▶ [Aim]
The listing below should be written out exactly; please include all of it.
----------
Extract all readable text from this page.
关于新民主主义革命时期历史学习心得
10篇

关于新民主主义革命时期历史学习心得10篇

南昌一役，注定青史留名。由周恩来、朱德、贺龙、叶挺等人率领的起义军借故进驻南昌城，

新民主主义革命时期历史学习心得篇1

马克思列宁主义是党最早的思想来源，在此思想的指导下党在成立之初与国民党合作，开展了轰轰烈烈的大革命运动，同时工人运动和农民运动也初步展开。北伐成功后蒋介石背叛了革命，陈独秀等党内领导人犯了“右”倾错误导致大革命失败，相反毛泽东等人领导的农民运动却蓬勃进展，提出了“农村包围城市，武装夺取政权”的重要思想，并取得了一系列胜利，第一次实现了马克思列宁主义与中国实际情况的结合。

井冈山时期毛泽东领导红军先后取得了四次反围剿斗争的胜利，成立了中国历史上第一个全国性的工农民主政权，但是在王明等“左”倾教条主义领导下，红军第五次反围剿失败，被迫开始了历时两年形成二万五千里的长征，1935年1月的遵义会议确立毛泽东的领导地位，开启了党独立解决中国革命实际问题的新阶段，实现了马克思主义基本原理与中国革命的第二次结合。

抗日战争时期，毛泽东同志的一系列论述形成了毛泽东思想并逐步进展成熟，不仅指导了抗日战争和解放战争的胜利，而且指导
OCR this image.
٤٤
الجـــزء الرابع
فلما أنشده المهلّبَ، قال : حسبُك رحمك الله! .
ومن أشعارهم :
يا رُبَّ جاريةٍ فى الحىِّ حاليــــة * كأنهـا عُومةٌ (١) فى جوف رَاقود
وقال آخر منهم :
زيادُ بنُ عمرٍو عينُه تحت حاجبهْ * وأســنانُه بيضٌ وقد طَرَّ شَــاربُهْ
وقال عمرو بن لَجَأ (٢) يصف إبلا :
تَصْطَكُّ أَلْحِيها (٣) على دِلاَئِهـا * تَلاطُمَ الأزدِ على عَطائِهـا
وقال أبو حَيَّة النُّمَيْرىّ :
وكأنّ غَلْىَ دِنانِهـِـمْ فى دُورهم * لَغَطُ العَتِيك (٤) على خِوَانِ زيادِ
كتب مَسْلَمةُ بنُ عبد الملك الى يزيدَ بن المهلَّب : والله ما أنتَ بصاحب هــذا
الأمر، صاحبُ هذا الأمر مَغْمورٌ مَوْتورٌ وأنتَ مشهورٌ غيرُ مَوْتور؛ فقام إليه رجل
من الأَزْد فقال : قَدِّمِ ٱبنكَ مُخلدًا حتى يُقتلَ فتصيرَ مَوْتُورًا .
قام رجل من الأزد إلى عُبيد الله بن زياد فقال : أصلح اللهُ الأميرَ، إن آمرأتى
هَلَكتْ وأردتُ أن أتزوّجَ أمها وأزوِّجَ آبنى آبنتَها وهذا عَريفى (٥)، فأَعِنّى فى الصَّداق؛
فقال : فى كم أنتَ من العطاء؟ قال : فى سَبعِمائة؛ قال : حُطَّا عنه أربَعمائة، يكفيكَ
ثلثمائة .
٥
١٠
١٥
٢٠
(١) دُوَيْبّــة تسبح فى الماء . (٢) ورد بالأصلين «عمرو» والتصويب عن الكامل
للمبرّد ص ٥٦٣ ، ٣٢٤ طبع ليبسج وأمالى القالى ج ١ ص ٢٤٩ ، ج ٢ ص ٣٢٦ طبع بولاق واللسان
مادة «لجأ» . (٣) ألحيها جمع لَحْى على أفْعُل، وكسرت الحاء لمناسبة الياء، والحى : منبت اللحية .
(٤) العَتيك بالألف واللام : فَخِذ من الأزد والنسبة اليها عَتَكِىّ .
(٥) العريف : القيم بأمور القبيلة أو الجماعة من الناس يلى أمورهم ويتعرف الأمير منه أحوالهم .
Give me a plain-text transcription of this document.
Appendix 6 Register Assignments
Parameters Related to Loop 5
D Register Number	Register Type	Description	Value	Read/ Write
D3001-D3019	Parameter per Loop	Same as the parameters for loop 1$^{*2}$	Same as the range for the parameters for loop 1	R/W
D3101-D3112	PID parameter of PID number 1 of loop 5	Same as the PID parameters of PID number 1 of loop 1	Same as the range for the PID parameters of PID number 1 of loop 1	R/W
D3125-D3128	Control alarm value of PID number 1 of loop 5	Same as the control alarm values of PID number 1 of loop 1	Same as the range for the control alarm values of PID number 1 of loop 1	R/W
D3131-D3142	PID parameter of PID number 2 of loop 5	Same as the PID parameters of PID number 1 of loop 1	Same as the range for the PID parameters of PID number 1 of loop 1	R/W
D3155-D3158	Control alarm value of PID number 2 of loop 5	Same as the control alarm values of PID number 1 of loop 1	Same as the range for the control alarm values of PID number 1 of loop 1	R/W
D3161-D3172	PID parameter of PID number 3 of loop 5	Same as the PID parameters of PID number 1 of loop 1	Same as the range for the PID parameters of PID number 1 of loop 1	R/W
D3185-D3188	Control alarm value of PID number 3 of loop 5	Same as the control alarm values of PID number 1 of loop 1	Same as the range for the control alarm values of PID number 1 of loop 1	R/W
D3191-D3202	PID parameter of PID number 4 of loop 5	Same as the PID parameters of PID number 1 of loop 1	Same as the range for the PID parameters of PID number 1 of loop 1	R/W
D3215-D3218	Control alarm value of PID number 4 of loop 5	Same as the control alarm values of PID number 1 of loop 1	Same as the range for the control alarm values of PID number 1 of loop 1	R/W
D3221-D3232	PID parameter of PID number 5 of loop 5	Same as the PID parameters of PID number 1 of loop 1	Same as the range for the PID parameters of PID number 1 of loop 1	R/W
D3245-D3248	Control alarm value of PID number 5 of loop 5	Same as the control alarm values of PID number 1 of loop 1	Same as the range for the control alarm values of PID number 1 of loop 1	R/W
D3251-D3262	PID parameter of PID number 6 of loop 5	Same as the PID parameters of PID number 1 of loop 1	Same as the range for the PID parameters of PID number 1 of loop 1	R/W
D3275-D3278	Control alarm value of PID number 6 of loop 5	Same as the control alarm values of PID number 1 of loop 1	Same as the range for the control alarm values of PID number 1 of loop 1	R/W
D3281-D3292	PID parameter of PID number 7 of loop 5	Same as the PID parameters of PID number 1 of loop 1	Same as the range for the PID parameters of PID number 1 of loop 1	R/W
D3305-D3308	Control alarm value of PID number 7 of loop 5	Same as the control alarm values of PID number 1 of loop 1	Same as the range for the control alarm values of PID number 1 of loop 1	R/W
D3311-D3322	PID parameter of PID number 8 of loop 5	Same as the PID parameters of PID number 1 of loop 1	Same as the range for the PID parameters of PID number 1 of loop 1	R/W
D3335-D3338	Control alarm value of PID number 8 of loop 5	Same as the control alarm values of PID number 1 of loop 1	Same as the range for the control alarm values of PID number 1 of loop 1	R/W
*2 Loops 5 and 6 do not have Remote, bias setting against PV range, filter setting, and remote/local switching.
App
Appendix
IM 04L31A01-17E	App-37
----------
▶ [Full response]
Extract all readable text from this page.
关于新民主主义革命时期历史学习心得
10篇

关于新民主主义革命时期历史学习心得10篇

南昌一役，注定青史留名。由周恩来、朱德、贺龙、叶挺等人率领的起义军借故进驻南昌城，

新民主主义革命时期历史学习心得篇1

马克思列宁主义是党最早的思想来源，在此思想的指导下党在成立之初与国民党合作，开展了轰轰烈烈的大革命运动，同时工人运动和农民运动也初步展开。北伐成功后蒋介石背叛了革命，陈独秀等党内领导人犯了“右”倾错误导致大革命失败，相反毛泽东等人领导的农民运动却蓬勃进展，提出了“农村包围城市，武装夺取政权”的重要思想，并取得了一系列胜利，第一次实现了马克思列宁主义与中国实际情况的结合。

井冈山时期毛泽东领导红军先后取得了四次反围剿斗争的胜利，成立了中国历史上第一个全国性的工农民主政权，但是在王明等“左”倾教条主义领导下，红军第五次反围剿失败，被迫开始了历时两年形成二万五千里的长征，1935年1月的遵义会议确立毛泽东的领导地位，开启了党独立解决中国革命实际问题的新阶段，实现了马克思主义基本原理与中国革命的第二次结合。

抗日战争时期，毛泽东同志的一系列论述形成了毛泽东思想并逐步进展成熟，不仅指导了抗日战争和解放战争的胜利，而且指导
OCR this image.
٤٤
الجـــزء الرابع
فلما أنشده المهلّبَ، قال : حسبُك رحمك الله! .
ومن أشعارهم :
يا رُبَّ جاريةٍ فى الحىِّ حاليــــة * كأنهـا عُومةٌ (١) فى جوف رَاقود
وقال آخر منهم :
زيادُ بنُ عمرٍو عينُه تحت حاجبهْ * وأســنانُه بيضٌ وقد طَرَّ شَــاربُهْ
وقال عمرو بن لَجَأ (٢) يصف إبلا :
تَصْطَكُّ أَلْحِيها (٣) على دِلاَئِهـا * تَلاطُمَ الأزدِ على عَطائِهـا
وقال أبو حَيَّة النُّمَيْرىّ :
وكأنّ غَلْىَ دِنانِهـِـمْ فى دُورهم * لَغَطُ العَتِيك (٤) على خِوَانِ زيادِ
كتب مَسْلَمةُ بنُ عبد الملك الى يزيدَ بن المهلَّب : والله ما أنتَ بصاحب هــذا
الأمر، صاحبُ هذا الأمر مَغْمورٌ مَوْتورٌ وأنتَ مشهورٌ غيرُ مَوْتور؛ فقام إليه رجل
من الأَزْد فقال : قَدِّمِ ٱبنكَ مُخلدًا حتى يُقتلَ فتصيرَ مَوْتُورًا .
قام رجل من الأزد إلى عُبيد الله بن زياد فقال : أصلح اللهُ الأميرَ، إن آمرأتى
هَلَكتْ وأردتُ أن أتزوّجَ أمها وأزوِّجَ آبنى آبنتَها وهذا عَريفى (٥)، فأَعِنّى فى الصَّداق؛
فقال : فى كم أنتَ من العطاء؟ قال : فى سَبعِمائة؛ قال : حُطَّا عنه أربَعمائة، يكفيكَ
ثلثمائة .
٥
١٠
١٥
٢٠
(١) دُوَيْبّــة تسبح فى الماء . (٢) ورد بالأصلين «عمرو» والتصويب عن الكامل
للمبرّد ص ٥٦٣ ، ٣٢٤ طبع ليبسج وأمالى القالى ج ١ ص ٢٤٩ ، ج ٢ ص ٣٢٦ طبع بولاق واللسان
مادة «لجأ» . (٣) ألحيها جمع لَحْى على أفْعُل، وكسرت الحاء لمناسبة الياء، والحى : منبت اللحية .
(٤) العَتيك بالألف واللام : فَخِذ من الأزد والنسبة اليها عَتَكِىّ .
(٥) العريف : القيم بأمور القبيلة أو الجماعة من الناس يلى أمورهم ويتعرف الأمير منه أحوالهم .
Give me a plain-text transcription of this document.
Appendix 6 Register Assignments
Parameters Related to Loop 5
D Register Number	Register Type	Description	Value	Read/ Write
D3001-D3019	Parameter per Loop	Same as the parameters for loop 1$^{*2}$	Same as the range for the parameters for loop 1	R/W
D3101-D3112	PID parameter of PID number 1 of loop 5	Same as the PID parameters of PID number 1 of loop 1	Same as the range for the PID parameters of PID number 1 of loop 1	R/W
D3125-D3128	Control alarm value of PID number 1 of loop 5	Same as the control alarm values of PID number 1 of loop 1	Same as the range for the control alarm values of PID number 1 of loop 1	R/W
D3131-D3142	PID parameter of PID number 2 of loop 5	Same as the PID parameters of PID number 1 of loop 1	Same as the range for the PID parameters of PID number 1 of loop 1	R/W
D3155-D3158	Control alarm value of PID number 2 of loop 5	Same as the control alarm values of PID number 1 of loop 1	Same as the range for the control alarm values of PID number 1 of loop 1	R/W
D3161-D3172	PID parameter of PID number 3 of loop 5	Same as the PID parameters of PID number 1 of loop 1	Same as the range for the PID parameters of PID number 1 of loop 1	R/W
D3185-D3188	Control alarm value of PID number 3 of loop 5	Same as the control alarm values of PID number 1 of loop 1	Same as the range for the control alarm values of PID number 1 of loop 1	R/W
D3191-D3202	PID parameter of PID number 4 of loop 5	Same as the PID parameters of PID number 1 of loop 1	Same as the range for the PID parameters of PID number 1 of loop 1	R/W
D3215-D3218	Control alarm value of PID number 4 of loop 5	Same as the control alarm values of PID number 1 of loop 1	Same as the range for the control alarm values of PID number 1 of loop 1	R/W
D3221-D3232	PID parameter of PID number 5 of loop 5	Same as the PID parameters of PID number 1 of loop 1	Same as the range for the PID parameters of PID number 1 of loop 1	R/W
D3245-D3248	Control alarm value of PID number 5 of loop 5	Same as the control alarm values of PID number 1 of loop 1	Same as the range for the control alarm values of PID number 1 of loop 1	R/W
D3251-D3262	PID parameter of PID number 6 of loop 5	Same as the PID parameters of PID number 1 of loop 1	Same as the range for the PID parameters of PID number 1 of loop 1	R/W
D3275-D3278	Control alarm value of PID number 6 of loop 5	Same as the control alarm values of PID number 1 of loop 1	Same as the range for the control alarm values of PID number 1 of loop 1	R/W
D3281-D3292	PID parameter of PID number 7 of loop 5	Same as the PID parameters of PID number 1 of loop 1	Same as the range for the PID parameters of PID number 1 of loop 1	R/W
D3305-D3308	Control alarm value of PID number 7 of loop 5	Same as the control alarm values of PID number 1 of loop 1	Same as the range for the control alarm values of PID number 1 of loop 1	R/W
D3311-D3322	PID parameter of PID number 8 of loop 5	Same as the PID parameters of PID number 1 of loop 1	Same as the range for the PID parameters of PID number 1 of loop 1	R/W
D3335-D3338	Control alarm value of PID number 8 of loop 5	Same as the control alarm values of PID number 1 of loop 1	Same as the range for the control alarm values of PID number 1 of loop 1	R/W
*2 Loops 5 and 6 do not have Remote, bias setting against PV range, filter setting, and remote/local switching.
App
Appendix
IM 04L31A01-17E	App-37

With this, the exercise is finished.